Start Input for this task

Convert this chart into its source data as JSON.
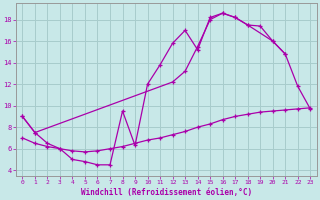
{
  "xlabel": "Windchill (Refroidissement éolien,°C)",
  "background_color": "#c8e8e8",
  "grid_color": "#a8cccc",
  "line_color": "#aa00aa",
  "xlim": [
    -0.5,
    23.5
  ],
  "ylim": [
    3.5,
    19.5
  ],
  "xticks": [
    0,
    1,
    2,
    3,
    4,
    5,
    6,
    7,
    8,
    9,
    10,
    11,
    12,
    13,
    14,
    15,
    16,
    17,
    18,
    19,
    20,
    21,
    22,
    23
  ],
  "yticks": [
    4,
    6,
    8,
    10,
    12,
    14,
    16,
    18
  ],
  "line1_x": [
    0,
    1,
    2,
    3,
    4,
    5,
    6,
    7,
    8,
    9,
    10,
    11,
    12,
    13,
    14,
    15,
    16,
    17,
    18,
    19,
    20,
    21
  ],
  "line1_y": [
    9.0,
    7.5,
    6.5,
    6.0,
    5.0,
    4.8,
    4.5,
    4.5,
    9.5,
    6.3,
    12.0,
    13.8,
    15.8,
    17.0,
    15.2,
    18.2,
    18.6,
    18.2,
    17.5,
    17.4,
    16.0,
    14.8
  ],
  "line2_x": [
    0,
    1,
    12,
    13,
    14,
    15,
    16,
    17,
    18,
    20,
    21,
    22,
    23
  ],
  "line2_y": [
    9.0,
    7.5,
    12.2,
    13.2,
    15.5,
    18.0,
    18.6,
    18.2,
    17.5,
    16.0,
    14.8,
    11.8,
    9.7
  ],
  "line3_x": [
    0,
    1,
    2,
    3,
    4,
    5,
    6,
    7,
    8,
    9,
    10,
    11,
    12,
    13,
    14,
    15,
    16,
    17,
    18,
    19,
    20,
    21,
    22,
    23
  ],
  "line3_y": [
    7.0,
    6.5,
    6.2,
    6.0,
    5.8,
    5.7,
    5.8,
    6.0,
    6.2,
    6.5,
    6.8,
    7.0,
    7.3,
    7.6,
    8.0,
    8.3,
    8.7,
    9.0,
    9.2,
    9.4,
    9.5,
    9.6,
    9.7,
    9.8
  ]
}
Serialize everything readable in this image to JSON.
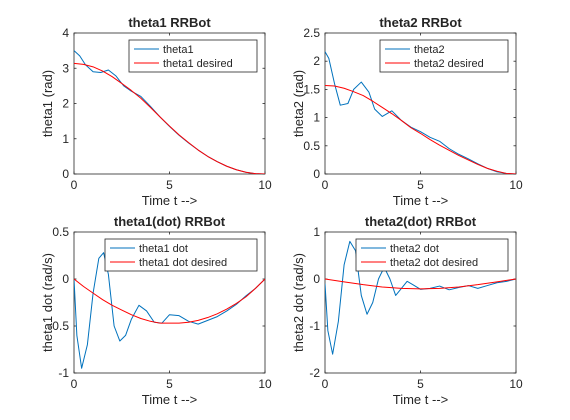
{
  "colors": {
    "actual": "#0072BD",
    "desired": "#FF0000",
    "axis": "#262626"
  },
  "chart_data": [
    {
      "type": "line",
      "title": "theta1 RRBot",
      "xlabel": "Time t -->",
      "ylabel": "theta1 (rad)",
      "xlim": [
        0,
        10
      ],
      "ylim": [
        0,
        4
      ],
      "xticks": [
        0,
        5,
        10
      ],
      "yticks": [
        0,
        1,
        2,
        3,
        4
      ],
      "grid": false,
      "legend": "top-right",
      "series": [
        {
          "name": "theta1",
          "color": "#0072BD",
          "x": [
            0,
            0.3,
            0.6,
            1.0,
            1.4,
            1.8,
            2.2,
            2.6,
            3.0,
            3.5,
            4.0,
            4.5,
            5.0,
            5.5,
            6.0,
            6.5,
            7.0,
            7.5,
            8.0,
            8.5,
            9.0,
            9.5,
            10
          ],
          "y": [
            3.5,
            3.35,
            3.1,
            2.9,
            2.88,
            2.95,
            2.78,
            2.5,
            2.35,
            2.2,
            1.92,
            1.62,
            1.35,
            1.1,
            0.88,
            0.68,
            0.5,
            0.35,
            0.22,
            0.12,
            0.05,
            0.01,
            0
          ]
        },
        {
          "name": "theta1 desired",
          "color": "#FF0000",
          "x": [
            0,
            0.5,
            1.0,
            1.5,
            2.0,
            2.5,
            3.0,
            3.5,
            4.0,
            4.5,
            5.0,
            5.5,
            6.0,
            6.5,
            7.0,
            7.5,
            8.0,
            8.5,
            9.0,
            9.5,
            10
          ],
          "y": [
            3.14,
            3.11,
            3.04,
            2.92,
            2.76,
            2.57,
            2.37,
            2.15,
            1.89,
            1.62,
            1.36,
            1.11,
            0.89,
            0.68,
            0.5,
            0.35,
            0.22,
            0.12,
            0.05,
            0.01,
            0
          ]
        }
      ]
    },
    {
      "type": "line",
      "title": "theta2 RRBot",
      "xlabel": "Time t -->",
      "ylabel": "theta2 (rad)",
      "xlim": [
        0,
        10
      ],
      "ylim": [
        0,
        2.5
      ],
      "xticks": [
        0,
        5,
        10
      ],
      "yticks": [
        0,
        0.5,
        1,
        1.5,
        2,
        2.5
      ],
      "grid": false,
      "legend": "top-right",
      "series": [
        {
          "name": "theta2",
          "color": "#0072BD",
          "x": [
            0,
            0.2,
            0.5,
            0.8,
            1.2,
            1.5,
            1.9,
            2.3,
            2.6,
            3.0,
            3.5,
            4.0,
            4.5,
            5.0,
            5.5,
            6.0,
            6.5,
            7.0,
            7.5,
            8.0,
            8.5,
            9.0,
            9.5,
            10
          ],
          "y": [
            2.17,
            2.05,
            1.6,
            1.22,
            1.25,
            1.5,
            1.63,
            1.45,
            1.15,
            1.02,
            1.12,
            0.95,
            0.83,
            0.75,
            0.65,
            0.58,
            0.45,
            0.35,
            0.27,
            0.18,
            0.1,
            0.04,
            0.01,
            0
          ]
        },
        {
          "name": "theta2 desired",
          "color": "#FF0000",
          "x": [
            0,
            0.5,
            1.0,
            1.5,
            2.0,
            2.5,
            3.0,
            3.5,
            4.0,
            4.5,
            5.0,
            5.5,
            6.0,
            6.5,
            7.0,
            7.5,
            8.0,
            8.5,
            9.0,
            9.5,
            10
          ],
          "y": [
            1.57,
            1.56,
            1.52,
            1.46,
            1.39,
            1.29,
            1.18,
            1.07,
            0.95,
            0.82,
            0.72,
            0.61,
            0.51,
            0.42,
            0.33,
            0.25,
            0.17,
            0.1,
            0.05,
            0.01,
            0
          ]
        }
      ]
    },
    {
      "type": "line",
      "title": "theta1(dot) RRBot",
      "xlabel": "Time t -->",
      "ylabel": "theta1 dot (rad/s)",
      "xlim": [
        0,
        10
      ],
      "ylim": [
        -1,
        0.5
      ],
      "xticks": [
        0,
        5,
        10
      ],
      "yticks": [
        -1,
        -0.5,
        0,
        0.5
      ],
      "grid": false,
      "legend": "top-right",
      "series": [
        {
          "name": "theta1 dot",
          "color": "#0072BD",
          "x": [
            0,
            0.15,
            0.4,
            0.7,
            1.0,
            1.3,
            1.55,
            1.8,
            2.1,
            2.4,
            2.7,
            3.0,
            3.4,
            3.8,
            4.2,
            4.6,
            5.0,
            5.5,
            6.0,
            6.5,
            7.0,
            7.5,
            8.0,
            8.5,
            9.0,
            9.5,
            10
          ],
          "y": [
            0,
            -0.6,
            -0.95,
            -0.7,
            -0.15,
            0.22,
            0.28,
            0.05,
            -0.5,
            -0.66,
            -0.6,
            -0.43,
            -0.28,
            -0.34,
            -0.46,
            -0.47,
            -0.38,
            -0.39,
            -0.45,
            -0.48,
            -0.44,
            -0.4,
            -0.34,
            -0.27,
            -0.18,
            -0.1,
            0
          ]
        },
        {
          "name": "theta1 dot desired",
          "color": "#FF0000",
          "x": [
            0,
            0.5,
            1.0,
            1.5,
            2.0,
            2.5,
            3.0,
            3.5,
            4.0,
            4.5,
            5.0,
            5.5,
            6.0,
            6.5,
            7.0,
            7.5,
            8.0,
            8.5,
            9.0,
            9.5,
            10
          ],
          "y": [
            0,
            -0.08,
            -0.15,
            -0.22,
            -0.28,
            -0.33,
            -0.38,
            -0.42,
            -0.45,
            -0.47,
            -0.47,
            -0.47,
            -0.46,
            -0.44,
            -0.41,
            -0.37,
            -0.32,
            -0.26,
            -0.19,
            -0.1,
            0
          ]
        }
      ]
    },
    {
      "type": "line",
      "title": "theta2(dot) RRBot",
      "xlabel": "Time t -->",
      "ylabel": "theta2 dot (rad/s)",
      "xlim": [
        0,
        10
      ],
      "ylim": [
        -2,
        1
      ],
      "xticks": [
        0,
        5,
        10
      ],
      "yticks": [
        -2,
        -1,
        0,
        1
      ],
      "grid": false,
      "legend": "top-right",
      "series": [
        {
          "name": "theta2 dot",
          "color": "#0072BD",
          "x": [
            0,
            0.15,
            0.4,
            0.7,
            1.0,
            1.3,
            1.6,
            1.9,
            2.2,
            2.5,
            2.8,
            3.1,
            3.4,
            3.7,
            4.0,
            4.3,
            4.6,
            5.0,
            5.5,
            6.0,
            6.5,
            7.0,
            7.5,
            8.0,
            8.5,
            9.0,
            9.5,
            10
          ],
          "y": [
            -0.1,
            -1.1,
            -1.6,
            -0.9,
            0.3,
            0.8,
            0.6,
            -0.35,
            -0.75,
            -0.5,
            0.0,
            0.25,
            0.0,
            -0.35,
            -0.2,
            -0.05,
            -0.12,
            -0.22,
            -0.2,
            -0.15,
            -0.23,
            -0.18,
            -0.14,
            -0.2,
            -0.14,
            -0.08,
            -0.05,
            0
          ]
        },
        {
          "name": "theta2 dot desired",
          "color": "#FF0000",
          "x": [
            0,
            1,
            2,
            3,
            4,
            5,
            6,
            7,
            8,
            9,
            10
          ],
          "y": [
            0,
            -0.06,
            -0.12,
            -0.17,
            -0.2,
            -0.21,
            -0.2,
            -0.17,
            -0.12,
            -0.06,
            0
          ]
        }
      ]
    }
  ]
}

End Input for this task

Filter the records above for lines containing the word "title", and copy those lines.

Full solution:
      "title": "theta1 RRBot",
      "title": "theta2 RRBot",
      "title": "theta1(dot) RRBot",
      "title": "theta2(dot) RRBot",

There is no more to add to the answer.